→ RECORDS PROVIDED:
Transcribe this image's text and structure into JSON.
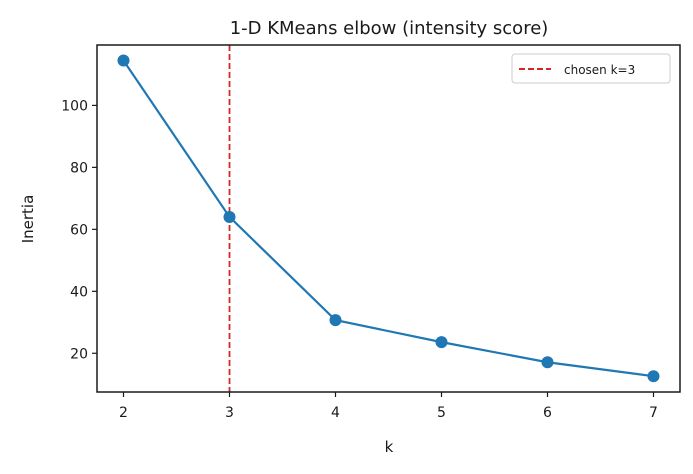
{
  "chart_data": {
    "type": "line",
    "title": "1-D KMeans elbow (intensity score)",
    "xlabel": "k",
    "ylabel": "Inertia",
    "x": [
      2,
      3,
      4,
      5,
      6,
      7
    ],
    "series": [
      {
        "name": "Inertia",
        "values": [
          114.5,
          64.0,
          30.7,
          23.6,
          17.1,
          12.6
        ],
        "color": "#1f77b4",
        "marker": "circle"
      }
    ],
    "annotations": [
      {
        "type": "vline",
        "x": 3,
        "style": "dashed",
        "color": "#d62728",
        "label": "chosen k=3"
      }
    ],
    "xticks": [
      2,
      3,
      4,
      5,
      6,
      7
    ],
    "yticks": [
      20,
      40,
      60,
      80,
      100
    ],
    "xlim": [
      1.75,
      7.25
    ],
    "ylim": [
      7.5,
      119.5
    ],
    "grid": false,
    "legend": {
      "position": "upper right",
      "entries": [
        "chosen k=3"
      ]
    }
  },
  "labels": {
    "title": "1-D KMeans elbow (intensity score)",
    "xlabel": "k",
    "ylabel": "Inertia",
    "legend_entry": "chosen k=3"
  }
}
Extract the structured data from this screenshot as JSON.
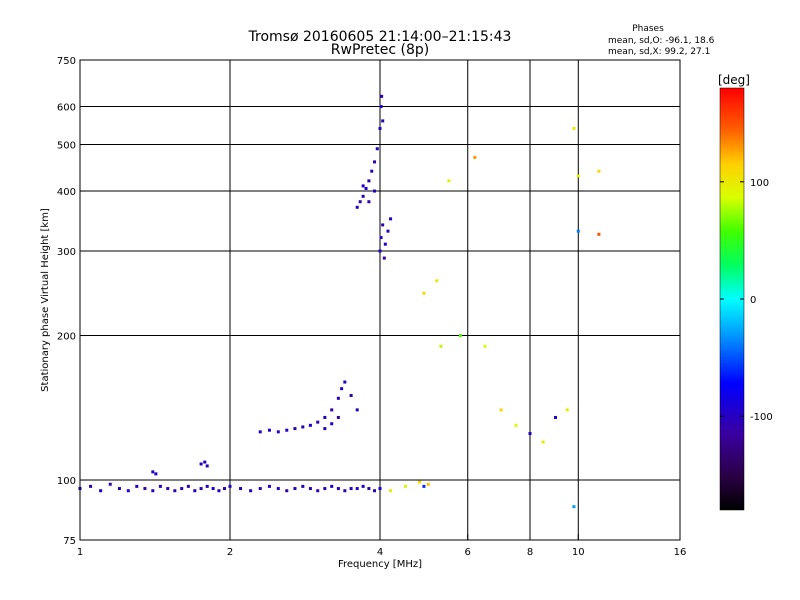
{
  "chart_data": {
    "type": "scatter",
    "title": "Tromsø 20160605 21:14:00–21:15:43",
    "subtitle": "RwPretec (8p)",
    "phases_box": {
      "title": "Phases",
      "line_o": "mean, sd,O: -96.1, 18.6",
      "line_x": "mean, sd,X:  99.2, 27.1"
    },
    "xlabel": "Frequency [MHz]",
    "ylabel": "Stationary phase Virtual Height [km]",
    "x_scale": "log2",
    "y_scale": "log",
    "xlim": [
      1,
      16
    ],
    "ylim": [
      75,
      750
    ],
    "x_ticks": [
      1,
      2,
      4,
      6,
      8,
      10,
      16
    ],
    "y_ticks": [
      75,
      100,
      200,
      300,
      400,
      500,
      600,
      750
    ],
    "x_grid": [
      2,
      4,
      6,
      8,
      10
    ],
    "y_grid": [
      100,
      200,
      300,
      400,
      500,
      600
    ],
    "colorbar": {
      "label": "[deg]",
      "range": [
        -180,
        180
      ],
      "ticks": [
        100,
        0,
        -100
      ],
      "colormap": "rainbow (black-purple-blue-cyan-green-yellow-red)"
    },
    "series": [
      {
        "description": "bottom trace",
        "points": [
          [
            1.0,
            96,
            -100
          ],
          [
            1.05,
            97,
            -105
          ],
          [
            1.1,
            95,
            -95
          ],
          [
            1.15,
            98,
            -110
          ],
          [
            1.2,
            96,
            -100
          ],
          [
            1.25,
            95,
            -90
          ],
          [
            1.3,
            97,
            -100
          ],
          [
            1.35,
            96,
            -110
          ],
          [
            1.4,
            95,
            -100
          ],
          [
            1.45,
            97,
            -95
          ],
          [
            1.5,
            96,
            -100
          ],
          [
            1.55,
            95,
            -105
          ],
          [
            1.6,
            96,
            -100
          ],
          [
            1.65,
            97,
            -110
          ],
          [
            1.7,
            95,
            -95
          ],
          [
            1.75,
            96,
            -100
          ],
          [
            1.8,
            97,
            -105
          ],
          [
            1.85,
            96,
            -90
          ],
          [
            1.9,
            95,
            -100
          ],
          [
            1.95,
            96,
            -110
          ],
          [
            2.0,
            97,
            -100
          ],
          [
            2.1,
            96,
            -95
          ],
          [
            2.2,
            95,
            -100
          ],
          [
            2.3,
            96,
            -105
          ],
          [
            2.4,
            97,
            -100
          ],
          [
            2.5,
            96,
            -95
          ],
          [
            2.6,
            95,
            -110
          ],
          [
            2.7,
            96,
            -100
          ],
          [
            2.8,
            97,
            -95
          ],
          [
            2.9,
            96,
            -100
          ],
          [
            3.0,
            95,
            -105
          ],
          [
            3.1,
            96,
            -100
          ],
          [
            3.2,
            97,
            -90
          ],
          [
            3.3,
            96,
            -100
          ],
          [
            3.4,
            95,
            -110
          ],
          [
            3.5,
            96,
            -100
          ],
          [
            3.6,
            96,
            -95
          ],
          [
            3.7,
            97,
            -100
          ],
          [
            3.8,
            96,
            -105
          ],
          [
            3.9,
            95,
            -100
          ],
          [
            4.0,
            96,
            -90
          ],
          [
            1.4,
            104,
            -100
          ],
          [
            1.42,
            103,
            -95
          ],
          [
            1.75,
            108,
            -100
          ],
          [
            1.78,
            109,
            -105
          ],
          [
            1.8,
            107,
            -100
          ]
        ]
      },
      {
        "description": "lower trace",
        "points": [
          [
            2.3,
            126,
            -100
          ],
          [
            2.4,
            127,
            -95
          ],
          [
            2.5,
            126,
            -105
          ],
          [
            2.6,
            127,
            -100
          ],
          [
            2.7,
            128,
            -110
          ],
          [
            2.8,
            129,
            -100
          ],
          [
            2.9,
            130,
            -95
          ],
          [
            3.0,
            132,
            -105
          ],
          [
            3.1,
            135,
            -100
          ],
          [
            3.2,
            140,
            -110
          ],
          [
            3.3,
            148,
            -100
          ],
          [
            3.35,
            155,
            -95
          ],
          [
            3.4,
            160,
            -100
          ],
          [
            3.5,
            150,
            -105
          ],
          [
            3.6,
            140,
            -100
          ],
          [
            3.1,
            128,
            -100
          ],
          [
            3.2,
            131,
            -95
          ],
          [
            3.3,
            135,
            -110
          ]
        ]
      },
      {
        "description": "upper trace",
        "points": [
          [
            3.6,
            370,
            -100
          ],
          [
            3.65,
            380,
            -110
          ],
          [
            3.7,
            390,
            -100
          ],
          [
            3.75,
            405,
            -95
          ],
          [
            3.8,
            420,
            -105
          ],
          [
            3.85,
            440,
            -100
          ],
          [
            3.9,
            460,
            -110
          ],
          [
            3.95,
            490,
            -100
          ],
          [
            4.0,
            540,
            -100
          ],
          [
            4.02,
            600,
            -95
          ],
          [
            4.03,
            630,
            -105
          ],
          [
            4.05,
            560,
            -100
          ],
          [
            4.0,
            300,
            -100
          ],
          [
            4.02,
            320,
            -95
          ],
          [
            4.05,
            340,
            -105
          ],
          [
            4.1,
            310,
            -100
          ],
          [
            4.08,
            290,
            -110
          ],
          [
            4.15,
            330,
            -100
          ],
          [
            4.2,
            350,
            -100
          ],
          [
            3.7,
            410,
            -95
          ],
          [
            3.8,
            380,
            -105
          ],
          [
            3.9,
            400,
            -100
          ]
        ]
      },
      {
        "description": "scattered points",
        "points": [
          [
            4.5,
            97,
            90
          ],
          [
            4.8,
            99,
            110
          ],
          [
            5.0,
            98,
            120
          ],
          [
            4.2,
            95,
            100
          ],
          [
            4.9,
            245,
            110
          ],
          [
            5.2,
            260,
            100
          ],
          [
            5.3,
            190,
            80
          ],
          [
            5.8,
            200,
            60
          ],
          [
            6.2,
            470,
            130
          ],
          [
            5.5,
            420,
            95
          ],
          [
            6.5,
            190,
            90
          ],
          [
            7.0,
            140,
            110
          ],
          [
            7.5,
            130,
            90
          ],
          [
            8.0,
            125,
            -100
          ],
          [
            8.5,
            120,
            100
          ],
          [
            9.0,
            135,
            -95
          ],
          [
            9.5,
            140,
            95
          ],
          [
            9.8,
            540,
            100
          ],
          [
            10.0,
            430,
            100
          ],
          [
            11.0,
            440,
            110
          ],
          [
            10.0,
            330,
            -40
          ],
          [
            11.0,
            325,
            150
          ],
          [
            9.8,
            88,
            -30
          ],
          [
            4.9,
            97,
            -60
          ]
        ]
      }
    ]
  }
}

→ TASK DIRECTIONS:
Omit the pictures. Output every record above word for word.

→ EXERCISE RESULT:
Transcribe this image's text and structure into JSON.
{
  "chart_data": {
    "type": "line",
    "title": "1-D KMeans elbow (intensity score)",
    "xlabel": "k",
    "ylabel": "Inertia",
    "x": [
      2,
      3,
      4,
      5,
      6,
      7
    ],
    "series": [
      {
        "name": "Inertia",
        "values": [
          114.5,
          64.0,
          30.7,
          23.6,
          17.1,
          12.6
        ],
        "color": "#1f77b4",
        "marker": "circle"
      }
    ],
    "annotations": [
      {
        "type": "vline",
        "x": 3,
        "style": "dashed",
        "color": "#d62728",
        "label": "chosen k=3"
      }
    ],
    "xticks": [
      2,
      3,
      4,
      5,
      6,
      7
    ],
    "yticks": [
      20,
      40,
      60,
      80,
      100
    ],
    "xlim": [
      1.75,
      7.25
    ],
    "ylim": [
      7.5,
      119.5
    ],
    "grid": false,
    "legend": {
      "position": "upper right",
      "entries": [
        "chosen k=3"
      ]
    }
  },
  "labels": {
    "title": "1-D KMeans elbow (intensity score)",
    "xlabel": "k",
    "ylabel": "Inertia",
    "legend_entry": "chosen k=3"
  }
}
Extract the structured data from this screenshot as JSON.
{
  "chart_data": {
    "type": "scatter",
    "title": "Tromsø 20160605 21:14:00–21:15:43",
    "subtitle": "RwPretec (8p)",
    "phases_box": {
      "title": "Phases",
      "line_o": "mean, sd,O: -96.1, 18.6",
      "line_x": "mean, sd,X:  99.2, 27.1"
    },
    "xlabel": "Frequency [MHz]",
    "ylabel": "Stationary phase Virtual Height [km]",
    "x_scale": "log2",
    "y_scale": "log",
    "xlim": [
      1,
      16
    ],
    "ylim": [
      75,
      750
    ],
    "x_ticks": [
      1,
      2,
      4,
      6,
      8,
      10,
      16
    ],
    "y_ticks": [
      75,
      100,
      200,
      300,
      400,
      500,
      600,
      750
    ],
    "x_grid": [
      2,
      4,
      6,
      8,
      10
    ],
    "y_grid": [
      100,
      200,
      300,
      400,
      500,
      600
    ],
    "colorbar": {
      "label": "[deg]",
      "range": [
        -180,
        180
      ],
      "ticks": [
        100,
        0,
        -100
      ],
      "colormap": "rainbow (black-purple-blue-cyan-green-yellow-red)"
    },
    "series": [
      {
        "description": "bottom trace",
        "points": [
          [
            1.0,
            96,
            -100
          ],
          [
            1.05,
            97,
            -105
          ],
          [
            1.1,
            95,
            -95
          ],
          [
            1.15,
            98,
            -110
          ],
          [
            1.2,
            96,
            -100
          ],
          [
            1.25,
            95,
            -90
          ],
          [
            1.3,
            97,
            -100
          ],
          [
            1.35,
            96,
            -110
          ],
          [
            1.4,
            95,
            -100
          ],
          [
            1.45,
            97,
            -95
          ],
          [
            1.5,
            96,
            -100
          ],
          [
            1.55,
            95,
            -105
          ],
          [
            1.6,
            96,
            -100
          ],
          [
            1.65,
            97,
            -110
          ],
          [
            1.7,
            95,
            -95
          ],
          [
            1.75,
            96,
            -100
          ],
          [
            1.8,
            97,
            -105
          ],
          [
            1.85,
            96,
            -90
          ],
          [
            1.9,
            95,
            -100
          ],
          [
            1.95,
            96,
            -110
          ],
          [
            2.0,
            97,
            -100
          ],
          [
            2.1,
            96,
            -95
          ],
          [
            2.2,
            95,
            -100
          ],
          [
            2.3,
            96,
            -105
          ],
          [
            2.4,
            97,
            -100
          ],
          [
            2.5,
            96,
            -95
          ],
          [
            2.6,
            95,
            -110
          ],
          [
            2.7,
            96,
            -100
          ],
          [
            2.8,
            97,
            -95
          ],
          [
            2.9,
            96,
            -100
          ],
          [
            3.0,
            95,
            -105
          ],
          [
            3.1,
            96,
            -100
          ],
          [
            3.2,
            97,
            -90
          ],
          [
            3.3,
            96,
            -100
          ],
          [
            3.4,
            95,
            -110
          ],
          [
            3.5,
            96,
            -100
          ],
          [
            3.6,
            96,
            -95
          ],
          [
            3.7,
            97,
            -100
          ],
          [
            3.8,
            96,
            -105
          ],
          [
            3.9,
            95,
            -100
          ],
          [
            4.0,
            96,
            -90
          ],
          [
            1.4,
            104,
            -100
          ],
          [
            1.42,
            103,
            -95
          ],
          [
            1.75,
            108,
            -100
          ],
          [
            1.78,
            109,
            -105
          ],
          [
            1.8,
            107,
            -100
          ]
        ]
      },
      {
        "description": "lower trace",
        "points": [
          [
            2.3,
            126,
            -100
          ],
          [
            2.4,
            127,
            -95
          ],
          [
            2.5,
            126,
            -105
          ],
          [
            2.6,
            127,
            -100
          ],
          [
            2.7,
            128,
            -110
          ],
          [
            2.8,
            129,
            -100
          ],
          [
            2.9,
            130,
            -95
          ],
          [
            3.0,
            132,
            -105
          ],
          [
            3.1,
            135,
            -100
          ],
          [
            3.2,
            140,
            -110
          ],
          [
            3.3,
            148,
            -100
          ],
          [
            3.35,
            155,
            -95
          ],
          [
            3.4,
            160,
            -100
          ],
          [
            3.5,
            150,
            -105
          ],
          [
            3.6,
            140,
            -100
          ],
          [
            3.1,
            128,
            -100
          ],
          [
            3.2,
            131,
            -95
          ],
          [
            3.3,
            135,
            -110
          ]
        ]
      },
      {
        "description": "upper trace",
        "points": [
          [
            3.6,
            370,
            -100
          ],
          [
            3.65,
            380,
            -110
          ],
          [
            3.7,
            390,
            -100
          ],
          [
            3.75,
            405,
            -95
          ],
          [
            3.8,
            420,
            -105
          ],
          [
            3.85,
            440,
            -100
          ],
          [
            3.9,
            460,
            -110
          ],
          [
            3.95,
            490,
            -100
          ],
          [
            4.0,
            540,
            -100
          ],
          [
            4.02,
            600,
            -95
          ],
          [
            4.03,
            630,
            -105
          ],
          [
            4.05,
            560,
            -100
          ],
          [
            4.0,
            300,
            -100
          ],
          [
            4.02,
            320,
            -95
          ],
          [
            4.05,
            340,
            -105
          ],
          [
            4.1,
            310,
            -100
          ],
          [
            4.08,
            290,
            -110
          ],
          [
            4.15,
            330,
            -100
          ],
          [
            4.2,
            350,
            -100
          ],
          [
            3.7,
            410,
            -95
          ],
          [
            3.8,
            380,
            -105
          ],
          [
            3.9,
            400,
            -100
          ]
        ]
      },
      {
        "description": "scattered points",
        "points": [
          [
            4.5,
            97,
            90
          ],
          [
            4.8,
            99,
            110
          ],
          [
            5.0,
            98,
            120
          ],
          [
            4.2,
            95,
            100
          ],
          [
            4.9,
            245,
            110
          ],
          [
            5.2,
            260,
            100
          ],
          [
            5.3,
            190,
            80
          ],
          [
            5.8,
            200,
            60
          ],
          [
            6.2,
            470,
            130
          ],
          [
            5.5,
            420,
            95
          ],
          [
            6.5,
            190,
            90
          ],
          [
            7.0,
            140,
            110
          ],
          [
            7.5,
            130,
            90
          ],
          [
            8.0,
            125,
            -100
          ],
          [
            8.5,
            120,
            100
          ],
          [
            9.0,
            135,
            -95
          ],
          [
            9.5,
            140,
            95
          ],
          [
            9.8,
            540,
            100
          ],
          [
            10.0,
            430,
            100
          ],
          [
            11.0,
            440,
            110
          ],
          [
            10.0,
            330,
            -40
          ],
          [
            11.0,
            325,
            150
          ],
          [
            9.8,
            88,
            -30
          ],
          [
            4.9,
            97,
            -60
          ]
        ]
      }
    ]
  }
}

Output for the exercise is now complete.